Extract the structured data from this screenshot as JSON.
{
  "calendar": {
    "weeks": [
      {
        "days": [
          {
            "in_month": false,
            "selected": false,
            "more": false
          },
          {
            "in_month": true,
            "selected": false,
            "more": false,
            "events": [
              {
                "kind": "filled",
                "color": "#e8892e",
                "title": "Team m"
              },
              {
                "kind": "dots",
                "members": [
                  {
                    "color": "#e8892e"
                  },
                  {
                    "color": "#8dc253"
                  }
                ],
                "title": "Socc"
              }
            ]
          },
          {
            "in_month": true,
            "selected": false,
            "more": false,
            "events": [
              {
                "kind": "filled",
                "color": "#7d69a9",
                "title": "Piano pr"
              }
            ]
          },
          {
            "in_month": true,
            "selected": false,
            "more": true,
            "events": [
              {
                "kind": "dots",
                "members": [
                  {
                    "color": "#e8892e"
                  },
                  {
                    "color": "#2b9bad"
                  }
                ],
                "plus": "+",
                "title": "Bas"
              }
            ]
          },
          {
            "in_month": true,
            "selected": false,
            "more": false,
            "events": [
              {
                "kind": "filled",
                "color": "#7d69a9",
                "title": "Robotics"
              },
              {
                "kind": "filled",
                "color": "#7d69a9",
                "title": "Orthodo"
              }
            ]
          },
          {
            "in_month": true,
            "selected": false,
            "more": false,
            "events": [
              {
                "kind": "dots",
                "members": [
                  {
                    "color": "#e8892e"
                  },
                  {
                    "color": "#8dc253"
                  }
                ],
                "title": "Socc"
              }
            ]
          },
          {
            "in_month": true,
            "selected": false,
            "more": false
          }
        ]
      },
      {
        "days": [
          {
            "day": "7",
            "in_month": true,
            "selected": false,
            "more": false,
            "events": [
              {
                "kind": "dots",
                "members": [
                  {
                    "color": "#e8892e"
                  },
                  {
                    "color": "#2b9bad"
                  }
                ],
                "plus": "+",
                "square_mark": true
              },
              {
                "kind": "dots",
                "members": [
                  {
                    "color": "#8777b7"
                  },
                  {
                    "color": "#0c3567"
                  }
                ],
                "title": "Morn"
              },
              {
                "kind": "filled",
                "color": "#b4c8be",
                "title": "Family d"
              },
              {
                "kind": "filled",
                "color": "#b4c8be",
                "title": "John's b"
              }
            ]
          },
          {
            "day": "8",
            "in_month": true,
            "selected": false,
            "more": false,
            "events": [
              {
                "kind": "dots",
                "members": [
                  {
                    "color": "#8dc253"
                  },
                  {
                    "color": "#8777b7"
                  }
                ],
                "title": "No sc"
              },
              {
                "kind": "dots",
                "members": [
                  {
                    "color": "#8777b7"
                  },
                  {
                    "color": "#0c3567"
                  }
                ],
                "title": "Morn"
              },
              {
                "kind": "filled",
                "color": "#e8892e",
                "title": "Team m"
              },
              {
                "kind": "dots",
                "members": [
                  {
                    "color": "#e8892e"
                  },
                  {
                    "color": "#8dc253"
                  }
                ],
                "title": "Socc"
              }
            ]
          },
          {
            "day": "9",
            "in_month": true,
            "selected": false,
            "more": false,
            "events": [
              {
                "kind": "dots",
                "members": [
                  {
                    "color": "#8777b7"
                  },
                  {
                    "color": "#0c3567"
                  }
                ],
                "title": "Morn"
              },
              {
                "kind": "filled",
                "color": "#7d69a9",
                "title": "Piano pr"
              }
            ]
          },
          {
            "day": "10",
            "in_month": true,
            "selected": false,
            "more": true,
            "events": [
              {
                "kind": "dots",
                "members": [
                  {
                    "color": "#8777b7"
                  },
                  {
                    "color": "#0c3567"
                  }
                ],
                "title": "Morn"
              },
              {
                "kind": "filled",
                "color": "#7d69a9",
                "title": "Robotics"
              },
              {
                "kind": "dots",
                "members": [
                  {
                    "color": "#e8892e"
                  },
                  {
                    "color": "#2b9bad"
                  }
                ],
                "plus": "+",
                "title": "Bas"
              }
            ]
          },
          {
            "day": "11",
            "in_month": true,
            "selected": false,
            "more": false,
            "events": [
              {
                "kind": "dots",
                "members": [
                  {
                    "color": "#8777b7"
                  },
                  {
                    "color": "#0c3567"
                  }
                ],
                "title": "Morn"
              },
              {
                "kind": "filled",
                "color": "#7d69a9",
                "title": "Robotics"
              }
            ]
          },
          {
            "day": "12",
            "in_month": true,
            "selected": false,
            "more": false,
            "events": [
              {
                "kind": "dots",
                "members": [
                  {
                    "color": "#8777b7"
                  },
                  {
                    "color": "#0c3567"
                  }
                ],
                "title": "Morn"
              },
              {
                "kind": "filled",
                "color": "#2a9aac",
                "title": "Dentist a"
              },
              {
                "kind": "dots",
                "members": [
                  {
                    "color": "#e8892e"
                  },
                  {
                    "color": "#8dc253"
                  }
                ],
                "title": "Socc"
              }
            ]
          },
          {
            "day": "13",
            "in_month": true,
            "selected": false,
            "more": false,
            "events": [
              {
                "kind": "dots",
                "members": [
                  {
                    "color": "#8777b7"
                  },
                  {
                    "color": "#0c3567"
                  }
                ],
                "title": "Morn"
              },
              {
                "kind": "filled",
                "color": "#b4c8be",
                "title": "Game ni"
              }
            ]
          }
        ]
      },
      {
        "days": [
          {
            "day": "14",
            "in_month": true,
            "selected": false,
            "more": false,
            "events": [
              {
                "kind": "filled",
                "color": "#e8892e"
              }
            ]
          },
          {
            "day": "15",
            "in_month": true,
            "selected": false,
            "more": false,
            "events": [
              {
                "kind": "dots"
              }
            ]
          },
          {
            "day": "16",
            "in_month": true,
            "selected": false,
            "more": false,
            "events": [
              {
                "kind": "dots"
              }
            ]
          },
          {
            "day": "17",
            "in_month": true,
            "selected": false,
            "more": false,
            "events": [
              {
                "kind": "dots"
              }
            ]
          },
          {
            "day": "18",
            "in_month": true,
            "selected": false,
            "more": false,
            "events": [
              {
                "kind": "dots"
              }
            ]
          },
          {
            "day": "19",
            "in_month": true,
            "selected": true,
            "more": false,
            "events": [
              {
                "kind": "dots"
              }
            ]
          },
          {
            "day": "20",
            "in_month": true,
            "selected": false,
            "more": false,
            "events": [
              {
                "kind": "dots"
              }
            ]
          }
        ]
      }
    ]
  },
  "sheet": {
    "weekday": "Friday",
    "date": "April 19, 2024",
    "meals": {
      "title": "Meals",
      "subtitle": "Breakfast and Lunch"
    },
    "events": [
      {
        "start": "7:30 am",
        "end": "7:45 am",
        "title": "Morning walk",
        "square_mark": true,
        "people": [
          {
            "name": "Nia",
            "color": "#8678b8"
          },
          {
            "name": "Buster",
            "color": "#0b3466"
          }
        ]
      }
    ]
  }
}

● **Task description**: Your task is to reproduce all of the records exactly.

● **Result**:
Extract the structured data from this screenshot as JSON.
{
  "calendar": {
    "weeks": [
      {
        "days": [
          {
            "in_month": false,
            "selected": false,
            "more": false
          },
          {
            "in_month": true,
            "selected": false,
            "more": false,
            "events": [
              {
                "kind": "filled",
                "color": "#e8892e",
                "title": "Team m"
              },
              {
                "kind": "dots",
                "members": [
                  {
                    "color": "#e8892e"
                  },
                  {
                    "color": "#8dc253"
                  }
                ],
                "title": "Socc"
              }
            ]
          },
          {
            "in_month": true,
            "selected": false,
            "more": false,
            "events": [
              {
                "kind": "filled",
                "color": "#7d69a9",
                "title": "Piano pr"
              }
            ]
          },
          {
            "in_month": true,
            "selected": false,
            "more": true,
            "events": [
              {
                "kind": "dots",
                "members": [
                  {
                    "color": "#e8892e"
                  },
                  {
                    "color": "#2b9bad"
                  }
                ],
                "plus": "+",
                "title": "Bas"
              }
            ]
          },
          {
            "in_month": true,
            "selected": false,
            "more": false,
            "events": [
              {
                "kind": "filled",
                "color": "#7d69a9",
                "title": "Robotics"
              },
              {
                "kind": "filled",
                "color": "#7d69a9",
                "title": "Orthodo"
              }
            ]
          },
          {
            "in_month": true,
            "selected": false,
            "more": false,
            "events": [
              {
                "kind": "dots",
                "members": [
                  {
                    "color": "#e8892e"
                  },
                  {
                    "color": "#8dc253"
                  }
                ],
                "title": "Socc"
              }
            ]
          },
          {
            "in_month": true,
            "selected": false,
            "more": false
          }
        ]
      },
      {
        "days": [
          {
            "day": "7",
            "in_month": true,
            "selected": false,
            "more": false,
            "events": [
              {
                "kind": "dots",
                "members": [
                  {
                    "color": "#e8892e"
                  },
                  {
                    "color": "#2b9bad"
                  }
                ],
                "plus": "+",
                "square_mark": true
              },
              {
                "kind": "dots",
                "members": [
                  {
                    "color": "#8777b7"
                  },
                  {
                    "color": "#0c3567"
                  }
                ],
                "title": "Morn"
              },
              {
                "kind": "filled",
                "color": "#b4c8be",
                "title": "Family d"
              },
              {
                "kind": "filled",
                "color": "#b4c8be",
                "title": "John's b"
              }
            ]
          },
          {
            "day": "8",
            "in_month": true,
            "selected": false,
            "more": false,
            "events": [
              {
                "kind": "dots",
                "members": [
                  {
                    "color": "#8dc253"
                  },
                  {
                    "color": "#8777b7"
                  }
                ],
                "title": "No sc"
              },
              {
                "kind": "dots",
                "members": [
                  {
                    "color": "#8777b7"
                  },
                  {
                    "color": "#0c3567"
                  }
                ],
                "title": "Morn"
              },
              {
                "kind": "filled",
                "color": "#e8892e",
                "title": "Team m"
              },
              {
                "kind": "dots",
                "members": [
                  {
                    "color": "#e8892e"
                  },
                  {
                    "color": "#8dc253"
                  }
                ],
                "title": "Socc"
              }
            ]
          },
          {
            "day": "9",
            "in_month": true,
            "selected": false,
            "more": false,
            "events": [
              {
                "kind": "dots",
                "members": [
                  {
                    "color": "#8777b7"
                  },
                  {
                    "color": "#0c3567"
                  }
                ],
                "title": "Morn"
              },
              {
                "kind": "filled",
                "color": "#7d69a9",
                "title": "Piano pr"
              }
            ]
          },
          {
            "day": "10",
            "in_month": true,
            "selected": false,
            "more": true,
            "events": [
              {
                "kind": "dots",
                "members": [
                  {
                    "color": "#8777b7"
                  },
                  {
                    "color": "#0c3567"
                  }
                ],
                "title": "Morn"
              },
              {
                "kind": "filled",
                "color": "#7d69a9",
                "title": "Robotics"
              },
              {
                "kind": "dots",
                "members": [
                  {
                    "color": "#e8892e"
                  },
                  {
                    "color": "#2b9bad"
                  }
                ],
                "plus": "+",
                "title": "Bas"
              }
            ]
          },
          {
            "day": "11",
            "in_month": true,
            "selected": false,
            "more": false,
            "events": [
              {
                "kind": "dots",
                "members": [
                  {
                    "color": "#8777b7"
                  },
                  {
                    "color": "#0c3567"
                  }
                ],
                "title": "Morn"
              },
              {
                "kind": "filled",
                "color": "#7d69a9",
                "title": "Robotics"
              }
            ]
          },
          {
            "day": "12",
            "in_month": true,
            "selected": false,
            "more": false,
            "events": [
              {
                "kind": "dots",
                "members": [
                  {
                    "color": "#8777b7"
                  },
                  {
                    "color": "#0c3567"
                  }
                ],
                "title": "Morn"
              },
              {
                "kind": "filled",
                "color": "#2a9aac",
                "title": "Dentist a"
              },
              {
                "kind": "dots",
                "members": [
                  {
                    "color": "#e8892e"
                  },
                  {
                    "color": "#8dc253"
                  }
                ],
                "title": "Socc"
              }
            ]
          },
          {
            "day": "13",
            "in_month": true,
            "selected": false,
            "more": false,
            "events": [
              {
                "kind": "dots",
                "members": [
                  {
                    "color": "#8777b7"
                  },
                  {
                    "color": "#0c3567"
                  }
                ],
                "title": "Morn"
              },
              {
                "kind": "filled",
                "color": "#b4c8be",
                "title": "Game ni"
              }
            ]
          }
        ]
      },
      {
        "days": [
          {
            "day": "14",
            "in_month": true,
            "selected": false,
            "more": false,
            "events": [
              {
                "kind": "filled",
                "color": "#e8892e"
              }
            ]
          },
          {
            "day": "15",
            "in_month": true,
            "selected": false,
            "more": false,
            "events": [
              {
                "kind": "dots"
              }
            ]
          },
          {
            "day": "16",
            "in_month": true,
            "selected": false,
            "more": false,
            "events": [
              {
                "kind": "dots"
              }
            ]
          },
          {
            "day": "17",
            "in_month": true,
            "selected": false,
            "more": false,
            "events": [
              {
                "kind": "dots"
              }
            ]
          },
          {
            "day": "18",
            "in_month": true,
            "selected": false,
            "more": false,
            "events": [
              {
                "kind": "dots"
              }
            ]
          },
          {
            "day": "19",
            "in_month": true,
            "selected": true,
            "more": false,
            "events": [
              {
                "kind": "dots"
              }
            ]
          },
          {
            "day": "20",
            "in_month": true,
            "selected": false,
            "more": false,
            "events": [
              {
                "kind": "dots"
              }
            ]
          }
        ]
      }
    ]
  },
  "sheet": {
    "weekday": "Friday",
    "date": "April 19, 2024",
    "meals": {
      "title": "Meals",
      "subtitle": "Breakfast and Lunch"
    },
    "events": [
      {
        "start": "7:30 am",
        "end": "7:45 am",
        "title": "Morning walk",
        "square_mark": true,
        "people": [
          {
            "name": "Nia",
            "color": "#8678b8"
          },
          {
            "name": "Buster",
            "color": "#0b3466"
          }
        ]
      }
    ]
  }
}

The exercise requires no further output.